→ **Exercise directions**
Report, as a bare number, how many lines contain the string "help".

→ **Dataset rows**
-.-.-
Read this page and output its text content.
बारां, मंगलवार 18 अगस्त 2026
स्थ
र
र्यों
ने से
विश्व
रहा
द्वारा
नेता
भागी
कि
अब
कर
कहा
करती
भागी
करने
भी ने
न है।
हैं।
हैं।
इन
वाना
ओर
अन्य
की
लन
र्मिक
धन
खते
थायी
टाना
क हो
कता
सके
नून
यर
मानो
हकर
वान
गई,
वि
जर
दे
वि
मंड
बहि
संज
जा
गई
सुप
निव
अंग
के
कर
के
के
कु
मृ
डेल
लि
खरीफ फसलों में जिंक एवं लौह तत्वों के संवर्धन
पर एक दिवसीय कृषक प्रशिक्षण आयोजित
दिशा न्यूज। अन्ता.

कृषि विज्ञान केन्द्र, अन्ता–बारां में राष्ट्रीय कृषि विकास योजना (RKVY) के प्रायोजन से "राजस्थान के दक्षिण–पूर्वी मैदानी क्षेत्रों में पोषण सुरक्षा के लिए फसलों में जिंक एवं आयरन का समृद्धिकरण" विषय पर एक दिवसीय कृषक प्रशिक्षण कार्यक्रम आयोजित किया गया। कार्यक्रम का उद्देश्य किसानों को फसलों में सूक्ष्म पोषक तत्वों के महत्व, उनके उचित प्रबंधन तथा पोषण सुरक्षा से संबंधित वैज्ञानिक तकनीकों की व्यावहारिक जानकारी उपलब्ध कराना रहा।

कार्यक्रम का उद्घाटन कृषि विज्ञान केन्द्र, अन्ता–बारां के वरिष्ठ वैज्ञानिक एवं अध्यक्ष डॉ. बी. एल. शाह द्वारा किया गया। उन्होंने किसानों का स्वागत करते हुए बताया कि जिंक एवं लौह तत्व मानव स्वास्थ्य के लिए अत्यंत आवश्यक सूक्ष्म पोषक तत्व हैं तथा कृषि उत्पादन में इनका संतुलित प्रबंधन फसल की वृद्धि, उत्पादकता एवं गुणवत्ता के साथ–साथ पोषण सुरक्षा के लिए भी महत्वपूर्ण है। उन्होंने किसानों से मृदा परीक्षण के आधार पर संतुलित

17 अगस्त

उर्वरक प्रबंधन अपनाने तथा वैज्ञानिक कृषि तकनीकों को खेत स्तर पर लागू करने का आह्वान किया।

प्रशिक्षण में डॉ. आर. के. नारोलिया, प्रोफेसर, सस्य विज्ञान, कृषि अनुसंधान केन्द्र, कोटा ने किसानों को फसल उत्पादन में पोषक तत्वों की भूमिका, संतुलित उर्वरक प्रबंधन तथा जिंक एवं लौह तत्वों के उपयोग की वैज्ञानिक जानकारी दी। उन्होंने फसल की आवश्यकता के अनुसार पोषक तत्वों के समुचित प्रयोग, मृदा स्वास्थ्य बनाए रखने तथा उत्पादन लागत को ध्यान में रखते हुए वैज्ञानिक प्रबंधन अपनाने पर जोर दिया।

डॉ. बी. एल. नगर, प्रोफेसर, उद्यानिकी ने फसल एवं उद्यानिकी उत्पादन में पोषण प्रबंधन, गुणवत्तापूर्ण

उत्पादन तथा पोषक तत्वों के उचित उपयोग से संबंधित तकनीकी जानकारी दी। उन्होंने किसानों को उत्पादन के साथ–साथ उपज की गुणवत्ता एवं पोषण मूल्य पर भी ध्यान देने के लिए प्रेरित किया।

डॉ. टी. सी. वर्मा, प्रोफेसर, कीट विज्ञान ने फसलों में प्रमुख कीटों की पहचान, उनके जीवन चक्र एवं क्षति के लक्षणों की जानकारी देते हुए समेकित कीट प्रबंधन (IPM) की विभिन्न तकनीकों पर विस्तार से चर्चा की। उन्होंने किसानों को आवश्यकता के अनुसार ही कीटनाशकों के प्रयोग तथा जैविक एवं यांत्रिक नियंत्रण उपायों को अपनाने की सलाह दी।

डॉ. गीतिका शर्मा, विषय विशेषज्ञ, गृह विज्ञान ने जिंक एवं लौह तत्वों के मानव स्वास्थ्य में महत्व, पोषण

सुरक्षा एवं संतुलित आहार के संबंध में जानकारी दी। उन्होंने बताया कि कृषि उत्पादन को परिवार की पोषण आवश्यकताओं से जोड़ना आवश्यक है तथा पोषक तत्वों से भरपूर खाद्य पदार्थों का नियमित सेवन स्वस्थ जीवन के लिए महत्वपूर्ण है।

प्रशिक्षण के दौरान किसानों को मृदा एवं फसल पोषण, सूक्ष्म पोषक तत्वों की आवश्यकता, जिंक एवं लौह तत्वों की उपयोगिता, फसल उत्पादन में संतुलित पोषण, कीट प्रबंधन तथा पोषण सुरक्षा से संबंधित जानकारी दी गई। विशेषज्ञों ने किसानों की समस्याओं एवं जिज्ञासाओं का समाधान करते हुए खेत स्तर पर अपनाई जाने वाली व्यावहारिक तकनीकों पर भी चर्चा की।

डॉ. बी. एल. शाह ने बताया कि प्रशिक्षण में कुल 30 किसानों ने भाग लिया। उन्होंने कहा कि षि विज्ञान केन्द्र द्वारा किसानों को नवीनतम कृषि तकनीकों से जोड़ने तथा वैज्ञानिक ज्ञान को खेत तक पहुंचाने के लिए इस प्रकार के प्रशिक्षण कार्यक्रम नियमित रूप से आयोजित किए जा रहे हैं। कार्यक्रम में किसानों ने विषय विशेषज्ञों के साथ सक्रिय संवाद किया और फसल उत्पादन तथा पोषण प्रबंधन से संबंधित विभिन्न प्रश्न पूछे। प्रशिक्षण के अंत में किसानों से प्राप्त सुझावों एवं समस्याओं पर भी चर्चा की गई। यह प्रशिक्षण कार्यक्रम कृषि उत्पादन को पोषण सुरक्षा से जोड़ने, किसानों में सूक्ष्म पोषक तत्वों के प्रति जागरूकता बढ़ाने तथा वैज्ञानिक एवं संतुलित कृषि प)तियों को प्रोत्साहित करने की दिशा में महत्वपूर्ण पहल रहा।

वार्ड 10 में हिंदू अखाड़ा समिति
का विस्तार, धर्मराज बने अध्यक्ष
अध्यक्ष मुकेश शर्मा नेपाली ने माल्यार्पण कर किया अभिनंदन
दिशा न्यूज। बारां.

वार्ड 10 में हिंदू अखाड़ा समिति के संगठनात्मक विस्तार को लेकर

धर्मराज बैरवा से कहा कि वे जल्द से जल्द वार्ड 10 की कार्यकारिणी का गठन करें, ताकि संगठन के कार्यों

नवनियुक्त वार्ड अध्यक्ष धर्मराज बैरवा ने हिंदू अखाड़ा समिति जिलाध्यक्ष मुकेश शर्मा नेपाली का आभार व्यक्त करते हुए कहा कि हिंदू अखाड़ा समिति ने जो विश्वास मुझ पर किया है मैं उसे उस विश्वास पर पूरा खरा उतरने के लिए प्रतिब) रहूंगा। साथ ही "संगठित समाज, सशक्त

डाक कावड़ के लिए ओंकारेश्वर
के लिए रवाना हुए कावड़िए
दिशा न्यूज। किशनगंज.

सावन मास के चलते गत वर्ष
-.-.-
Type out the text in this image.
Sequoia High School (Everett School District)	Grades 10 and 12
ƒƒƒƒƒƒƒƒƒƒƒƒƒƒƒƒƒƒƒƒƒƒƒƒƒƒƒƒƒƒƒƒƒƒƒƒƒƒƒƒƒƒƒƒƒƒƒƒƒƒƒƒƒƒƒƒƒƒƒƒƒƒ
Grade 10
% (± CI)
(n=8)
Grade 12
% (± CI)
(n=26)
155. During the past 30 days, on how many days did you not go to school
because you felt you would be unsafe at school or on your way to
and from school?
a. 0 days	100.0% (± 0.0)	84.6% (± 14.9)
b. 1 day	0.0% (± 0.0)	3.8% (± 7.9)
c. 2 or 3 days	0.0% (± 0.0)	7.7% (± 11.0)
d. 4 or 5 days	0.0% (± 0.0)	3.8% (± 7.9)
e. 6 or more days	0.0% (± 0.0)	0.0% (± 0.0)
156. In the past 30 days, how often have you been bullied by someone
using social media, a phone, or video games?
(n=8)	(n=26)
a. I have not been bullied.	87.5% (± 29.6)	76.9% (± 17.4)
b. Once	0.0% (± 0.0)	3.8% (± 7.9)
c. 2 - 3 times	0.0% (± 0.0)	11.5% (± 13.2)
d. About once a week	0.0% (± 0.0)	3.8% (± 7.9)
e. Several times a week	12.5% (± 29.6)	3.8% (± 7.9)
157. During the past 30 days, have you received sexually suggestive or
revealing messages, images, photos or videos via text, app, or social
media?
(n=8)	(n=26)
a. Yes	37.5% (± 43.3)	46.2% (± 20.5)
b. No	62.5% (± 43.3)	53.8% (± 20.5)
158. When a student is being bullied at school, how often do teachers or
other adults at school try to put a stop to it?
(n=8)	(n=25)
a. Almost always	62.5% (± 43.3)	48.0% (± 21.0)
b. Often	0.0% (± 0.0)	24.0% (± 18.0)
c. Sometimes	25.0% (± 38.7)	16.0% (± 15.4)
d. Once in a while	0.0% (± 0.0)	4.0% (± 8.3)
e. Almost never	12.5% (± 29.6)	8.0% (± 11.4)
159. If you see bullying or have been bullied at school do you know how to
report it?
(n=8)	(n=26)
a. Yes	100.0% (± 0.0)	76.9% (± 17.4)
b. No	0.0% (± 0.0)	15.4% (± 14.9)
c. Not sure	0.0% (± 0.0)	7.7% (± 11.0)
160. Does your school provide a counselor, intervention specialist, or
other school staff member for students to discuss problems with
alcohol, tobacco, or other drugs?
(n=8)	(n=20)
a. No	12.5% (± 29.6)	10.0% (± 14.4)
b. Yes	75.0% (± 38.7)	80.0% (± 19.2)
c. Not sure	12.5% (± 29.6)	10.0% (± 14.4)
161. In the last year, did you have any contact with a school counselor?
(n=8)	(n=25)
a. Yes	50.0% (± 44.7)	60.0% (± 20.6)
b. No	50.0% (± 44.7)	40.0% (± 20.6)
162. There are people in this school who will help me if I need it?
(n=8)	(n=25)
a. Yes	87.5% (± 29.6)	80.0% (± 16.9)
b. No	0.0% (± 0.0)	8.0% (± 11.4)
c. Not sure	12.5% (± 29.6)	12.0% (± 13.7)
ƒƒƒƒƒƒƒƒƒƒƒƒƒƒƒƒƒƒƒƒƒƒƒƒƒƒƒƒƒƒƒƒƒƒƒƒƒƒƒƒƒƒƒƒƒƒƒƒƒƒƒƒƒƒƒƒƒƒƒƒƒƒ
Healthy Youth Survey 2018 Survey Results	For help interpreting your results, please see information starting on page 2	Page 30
-.-.-
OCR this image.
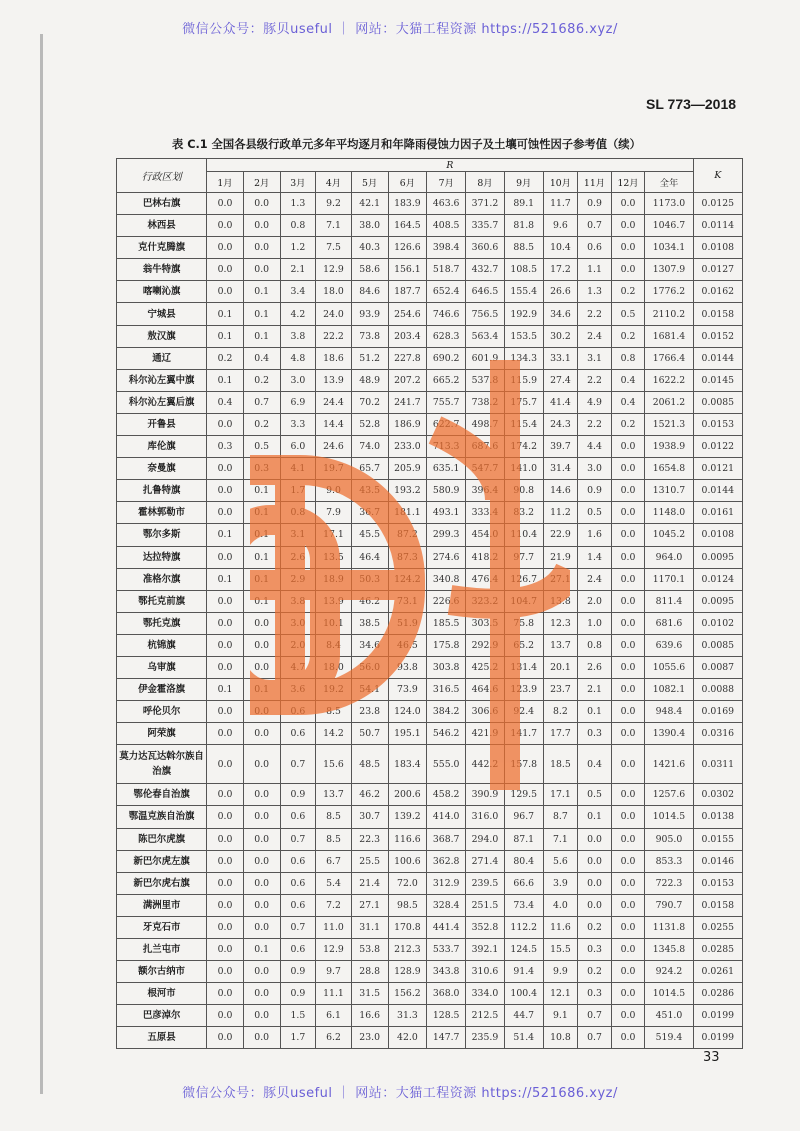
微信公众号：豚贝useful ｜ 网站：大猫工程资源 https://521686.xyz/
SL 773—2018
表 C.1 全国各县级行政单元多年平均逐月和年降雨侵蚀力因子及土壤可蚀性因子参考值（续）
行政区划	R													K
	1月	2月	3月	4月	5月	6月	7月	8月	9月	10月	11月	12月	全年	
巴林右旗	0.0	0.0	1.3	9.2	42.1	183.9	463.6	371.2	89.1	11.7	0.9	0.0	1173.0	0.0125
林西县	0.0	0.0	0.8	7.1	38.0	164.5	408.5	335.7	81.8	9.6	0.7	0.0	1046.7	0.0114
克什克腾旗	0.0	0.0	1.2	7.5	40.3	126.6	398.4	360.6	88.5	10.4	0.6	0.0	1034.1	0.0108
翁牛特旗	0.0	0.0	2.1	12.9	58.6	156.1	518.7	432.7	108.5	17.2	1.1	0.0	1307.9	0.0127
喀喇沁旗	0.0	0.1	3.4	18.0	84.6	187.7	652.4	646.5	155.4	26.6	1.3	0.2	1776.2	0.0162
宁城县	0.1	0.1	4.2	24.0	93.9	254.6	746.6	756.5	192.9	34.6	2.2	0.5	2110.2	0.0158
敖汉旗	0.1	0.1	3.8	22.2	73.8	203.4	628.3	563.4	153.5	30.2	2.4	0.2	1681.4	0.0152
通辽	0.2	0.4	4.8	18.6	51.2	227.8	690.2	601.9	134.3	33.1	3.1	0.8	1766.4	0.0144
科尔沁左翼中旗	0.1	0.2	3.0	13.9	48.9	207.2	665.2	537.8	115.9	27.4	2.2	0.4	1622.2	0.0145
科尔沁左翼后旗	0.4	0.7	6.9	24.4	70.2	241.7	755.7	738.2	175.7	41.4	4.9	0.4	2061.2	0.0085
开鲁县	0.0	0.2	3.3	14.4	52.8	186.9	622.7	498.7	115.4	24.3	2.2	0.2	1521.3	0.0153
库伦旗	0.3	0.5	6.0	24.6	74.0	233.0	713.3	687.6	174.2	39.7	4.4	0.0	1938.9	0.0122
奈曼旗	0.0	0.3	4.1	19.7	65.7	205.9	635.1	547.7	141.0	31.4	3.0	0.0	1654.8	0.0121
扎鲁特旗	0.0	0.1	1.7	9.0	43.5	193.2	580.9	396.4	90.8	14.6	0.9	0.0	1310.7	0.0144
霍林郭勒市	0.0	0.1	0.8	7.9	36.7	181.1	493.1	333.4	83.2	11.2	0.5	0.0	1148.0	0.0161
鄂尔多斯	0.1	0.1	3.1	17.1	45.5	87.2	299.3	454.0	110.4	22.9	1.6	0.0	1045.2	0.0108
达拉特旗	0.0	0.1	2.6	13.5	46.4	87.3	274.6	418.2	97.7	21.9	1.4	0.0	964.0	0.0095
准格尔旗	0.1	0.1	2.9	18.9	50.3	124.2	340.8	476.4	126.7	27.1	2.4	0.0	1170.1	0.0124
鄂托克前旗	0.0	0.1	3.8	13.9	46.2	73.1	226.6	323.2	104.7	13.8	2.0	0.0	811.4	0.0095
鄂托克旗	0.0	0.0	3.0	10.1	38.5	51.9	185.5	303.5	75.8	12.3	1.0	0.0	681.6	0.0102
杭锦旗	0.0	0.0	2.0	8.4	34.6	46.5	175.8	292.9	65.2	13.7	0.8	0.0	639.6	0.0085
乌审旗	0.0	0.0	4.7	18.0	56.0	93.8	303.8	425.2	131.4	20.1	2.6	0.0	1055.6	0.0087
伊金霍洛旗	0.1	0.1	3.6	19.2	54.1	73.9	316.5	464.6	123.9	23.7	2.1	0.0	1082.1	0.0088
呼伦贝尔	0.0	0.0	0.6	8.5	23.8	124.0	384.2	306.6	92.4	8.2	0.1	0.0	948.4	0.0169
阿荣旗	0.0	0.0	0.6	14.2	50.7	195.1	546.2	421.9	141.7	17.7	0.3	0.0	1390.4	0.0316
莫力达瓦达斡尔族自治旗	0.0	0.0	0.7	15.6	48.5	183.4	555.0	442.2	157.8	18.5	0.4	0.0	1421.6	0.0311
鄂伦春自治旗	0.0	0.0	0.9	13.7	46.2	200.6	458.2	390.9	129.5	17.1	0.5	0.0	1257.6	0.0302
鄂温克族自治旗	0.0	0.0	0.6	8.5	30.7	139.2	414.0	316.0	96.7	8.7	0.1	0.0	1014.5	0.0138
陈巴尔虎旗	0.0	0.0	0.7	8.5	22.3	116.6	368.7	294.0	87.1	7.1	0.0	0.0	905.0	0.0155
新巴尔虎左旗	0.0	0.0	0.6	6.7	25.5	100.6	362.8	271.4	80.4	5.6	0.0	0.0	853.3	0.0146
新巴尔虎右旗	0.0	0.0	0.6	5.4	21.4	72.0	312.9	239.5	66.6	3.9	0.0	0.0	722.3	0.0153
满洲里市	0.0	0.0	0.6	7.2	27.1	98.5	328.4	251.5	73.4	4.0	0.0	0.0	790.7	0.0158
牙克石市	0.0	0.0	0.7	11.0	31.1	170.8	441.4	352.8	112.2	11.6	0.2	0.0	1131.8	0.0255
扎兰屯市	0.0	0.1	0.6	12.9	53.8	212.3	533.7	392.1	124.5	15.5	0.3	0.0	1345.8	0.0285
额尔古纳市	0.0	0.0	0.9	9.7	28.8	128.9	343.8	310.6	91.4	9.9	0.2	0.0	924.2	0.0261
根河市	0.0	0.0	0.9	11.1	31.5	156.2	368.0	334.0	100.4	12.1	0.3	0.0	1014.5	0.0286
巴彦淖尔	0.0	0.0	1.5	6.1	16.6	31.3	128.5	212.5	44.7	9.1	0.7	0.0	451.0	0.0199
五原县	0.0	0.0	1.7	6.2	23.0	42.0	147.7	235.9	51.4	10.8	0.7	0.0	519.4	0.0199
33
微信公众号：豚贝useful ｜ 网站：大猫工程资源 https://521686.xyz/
-.-.-
→ **The reply**
2